Collection entries
○ ○ ○
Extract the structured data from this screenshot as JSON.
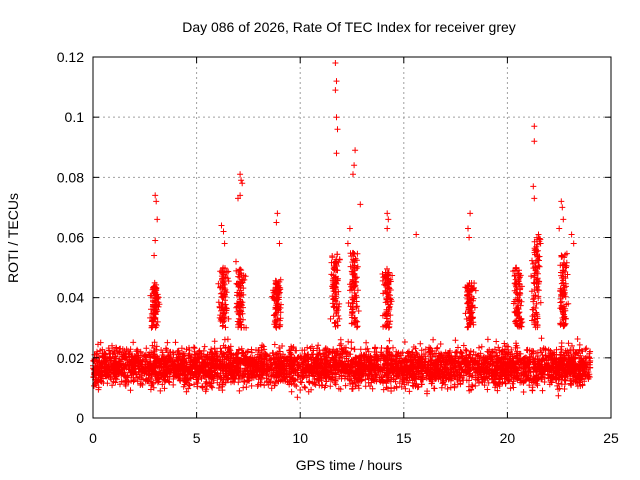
{
  "chart_data": {
    "type": "scatter",
    "title": "Day 086 of 2026, Rate Of TEC Index for receiver grey",
    "xlabel": "GPS time / hours",
    "ylabel": "ROTI / TECUs",
    "xlim": [
      0,
      25
    ],
    "ylim": [
      0,
      0.12
    ],
    "x_ticks": [
      0,
      5,
      10,
      15,
      20,
      25
    ],
    "x_tick_labels": [
      "0",
      "5",
      "10",
      "15",
      "20",
      "25"
    ],
    "y_ticks": [
      0,
      0.02,
      0.04,
      0.06,
      0.08,
      0.1,
      0.12
    ],
    "y_tick_labels": [
      "0",
      "0.02",
      "0.04",
      "0.06",
      "0.08",
      "0.1",
      "0.12"
    ],
    "grid": true,
    "marker": "+",
    "series_color": "#ff0000",
    "notable_points": [
      {
        "x": 3.0,
        "y": 0.074
      },
      {
        "x": 3.05,
        "y": 0.072
      },
      {
        "x": 3.1,
        "y": 0.066
      },
      {
        "x": 3.0,
        "y": 0.059
      },
      {
        "x": 2.95,
        "y": 0.054
      },
      {
        "x": 6.2,
        "y": 0.064
      },
      {
        "x": 6.3,
        "y": 0.062
      },
      {
        "x": 6.35,
        "y": 0.058
      },
      {
        "x": 7.1,
        "y": 0.081
      },
      {
        "x": 7.15,
        "y": 0.079
      },
      {
        "x": 7.2,
        "y": 0.078
      },
      {
        "x": 7.1,
        "y": 0.074
      },
      {
        "x": 7.0,
        "y": 0.073
      },
      {
        "x": 6.9,
        "y": 0.052
      },
      {
        "x": 8.9,
        "y": 0.068
      },
      {
        "x": 8.85,
        "y": 0.065
      },
      {
        "x": 9.0,
        "y": 0.058
      },
      {
        "x": 11.7,
        "y": 0.118
      },
      {
        "x": 11.75,
        "y": 0.112
      },
      {
        "x": 11.7,
        "y": 0.109
      },
      {
        "x": 11.75,
        "y": 0.1
      },
      {
        "x": 11.8,
        "y": 0.096
      },
      {
        "x": 11.75,
        "y": 0.088
      },
      {
        "x": 12.65,
        "y": 0.089
      },
      {
        "x": 12.6,
        "y": 0.084
      },
      {
        "x": 12.55,
        "y": 0.081
      },
      {
        "x": 12.9,
        "y": 0.071
      },
      {
        "x": 12.4,
        "y": 0.063
      },
      {
        "x": 12.3,
        "y": 0.058
      },
      {
        "x": 14.2,
        "y": 0.068
      },
      {
        "x": 14.25,
        "y": 0.066
      },
      {
        "x": 14.2,
        "y": 0.063
      },
      {
        "x": 15.6,
        "y": 0.061
      },
      {
        "x": 18.2,
        "y": 0.068
      },
      {
        "x": 18.1,
        "y": 0.063
      },
      {
        "x": 18.15,
        "y": 0.06
      },
      {
        "x": 21.3,
        "y": 0.097
      },
      {
        "x": 21.3,
        "y": 0.092
      },
      {
        "x": 21.25,
        "y": 0.077
      },
      {
        "x": 21.3,
        "y": 0.073
      },
      {
        "x": 21.5,
        "y": 0.061
      },
      {
        "x": 21.6,
        "y": 0.058
      },
      {
        "x": 22.6,
        "y": 0.072
      },
      {
        "x": 22.65,
        "y": 0.07
      },
      {
        "x": 22.7,
        "y": 0.066
      },
      {
        "x": 22.5,
        "y": 0.063
      },
      {
        "x": 23.1,
        "y": 0.061
      },
      {
        "x": 23.2,
        "y": 0.058
      }
    ],
    "background_band": {
      "x_range": [
        0,
        24
      ],
      "typical_y_range": [
        0.005,
        0.035
      ],
      "median_y": 0.017
    },
    "activity_bursts": [
      {
        "center_x": 3.0,
        "peak_y": 0.045
      },
      {
        "center_x": 6.3,
        "peak_y": 0.05
      },
      {
        "center_x": 7.1,
        "peak_y": 0.05
      },
      {
        "center_x": 8.9,
        "peak_y": 0.046
      },
      {
        "center_x": 11.7,
        "peak_y": 0.055
      },
      {
        "center_x": 12.6,
        "peak_y": 0.055
      },
      {
        "center_x": 14.2,
        "peak_y": 0.05
      },
      {
        "center_x": 18.2,
        "peak_y": 0.045
      },
      {
        "center_x": 20.5,
        "peak_y": 0.05
      },
      {
        "center_x": 21.4,
        "peak_y": 0.06
      },
      {
        "center_x": 22.7,
        "peak_y": 0.055
      }
    ]
  }
}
○ ○ ○
**Work to be completed**
Above are the records; reproduce them exactly and leave out the pictures.

**In response**
Extract the structured data from this screenshot as JSON.
{
  "chart_data": {
    "type": "scatter",
    "title": "Day 086 of 2026, Rate Of TEC Index for receiver grey",
    "xlabel": "GPS time / hours",
    "ylabel": "ROTI / TECUs",
    "xlim": [
      0,
      25
    ],
    "ylim": [
      0,
      0.12
    ],
    "x_ticks": [
      0,
      5,
      10,
      15,
      20,
      25
    ],
    "x_tick_labels": [
      "0",
      "5",
      "10",
      "15",
      "20",
      "25"
    ],
    "y_ticks": [
      0,
      0.02,
      0.04,
      0.06,
      0.08,
      0.1,
      0.12
    ],
    "y_tick_labels": [
      "0",
      "0.02",
      "0.04",
      "0.06",
      "0.08",
      "0.1",
      "0.12"
    ],
    "grid": true,
    "marker": "+",
    "series_color": "#ff0000",
    "notable_points": [
      {
        "x": 3.0,
        "y": 0.074
      },
      {
        "x": 3.05,
        "y": 0.072
      },
      {
        "x": 3.1,
        "y": 0.066
      },
      {
        "x": 3.0,
        "y": 0.059
      },
      {
        "x": 2.95,
        "y": 0.054
      },
      {
        "x": 6.2,
        "y": 0.064
      },
      {
        "x": 6.3,
        "y": 0.062
      },
      {
        "x": 6.35,
        "y": 0.058
      },
      {
        "x": 7.1,
        "y": 0.081
      },
      {
        "x": 7.15,
        "y": 0.079
      },
      {
        "x": 7.2,
        "y": 0.078
      },
      {
        "x": 7.1,
        "y": 0.074
      },
      {
        "x": 7.0,
        "y": 0.073
      },
      {
        "x": 6.9,
        "y": 0.052
      },
      {
        "x": 8.9,
        "y": 0.068
      },
      {
        "x": 8.85,
        "y": 0.065
      },
      {
        "x": 9.0,
        "y": 0.058
      },
      {
        "x": 11.7,
        "y": 0.118
      },
      {
        "x": 11.75,
        "y": 0.112
      },
      {
        "x": 11.7,
        "y": 0.109
      },
      {
        "x": 11.75,
        "y": 0.1
      },
      {
        "x": 11.8,
        "y": 0.096
      },
      {
        "x": 11.75,
        "y": 0.088
      },
      {
        "x": 12.65,
        "y": 0.089
      },
      {
        "x": 12.6,
        "y": 0.084
      },
      {
        "x": 12.55,
        "y": 0.081
      },
      {
        "x": 12.9,
        "y": 0.071
      },
      {
        "x": 12.4,
        "y": 0.063
      },
      {
        "x": 12.3,
        "y": 0.058
      },
      {
        "x": 14.2,
        "y": 0.068
      },
      {
        "x": 14.25,
        "y": 0.066
      },
      {
        "x": 14.2,
        "y": 0.063
      },
      {
        "x": 15.6,
        "y": 0.061
      },
      {
        "x": 18.2,
        "y": 0.068
      },
      {
        "x": 18.1,
        "y": 0.063
      },
      {
        "x": 18.15,
        "y": 0.06
      },
      {
        "x": 21.3,
        "y": 0.097
      },
      {
        "x": 21.3,
        "y": 0.092
      },
      {
        "x": 21.25,
        "y": 0.077
      },
      {
        "x": 21.3,
        "y": 0.073
      },
      {
        "x": 21.5,
        "y": 0.061
      },
      {
        "x": 21.6,
        "y": 0.058
      },
      {
        "x": 22.6,
        "y": 0.072
      },
      {
        "x": 22.65,
        "y": 0.07
      },
      {
        "x": 22.7,
        "y": 0.066
      },
      {
        "x": 22.5,
        "y": 0.063
      },
      {
        "x": 23.1,
        "y": 0.061
      },
      {
        "x": 23.2,
        "y": 0.058
      }
    ],
    "background_band": {
      "x_range": [
        0,
        24
      ],
      "typical_y_range": [
        0.005,
        0.035
      ],
      "median_y": 0.017
    },
    "activity_bursts": [
      {
        "center_x": 3.0,
        "peak_y": 0.045
      },
      {
        "center_x": 6.3,
        "peak_y": 0.05
      },
      {
        "center_x": 7.1,
        "peak_y": 0.05
      },
      {
        "center_x": 8.9,
        "peak_y": 0.046
      },
      {
        "center_x": 11.7,
        "peak_y": 0.055
      },
      {
        "center_x": 12.6,
        "peak_y": 0.055
      },
      {
        "center_x": 14.2,
        "peak_y": 0.05
      },
      {
        "center_x": 18.2,
        "peak_y": 0.045
      },
      {
        "center_x": 20.5,
        "peak_y": 0.05
      },
      {
        "center_x": 21.4,
        "peak_y": 0.06
      },
      {
        "center_x": 22.7,
        "peak_y": 0.055
      }
    ]
  }
}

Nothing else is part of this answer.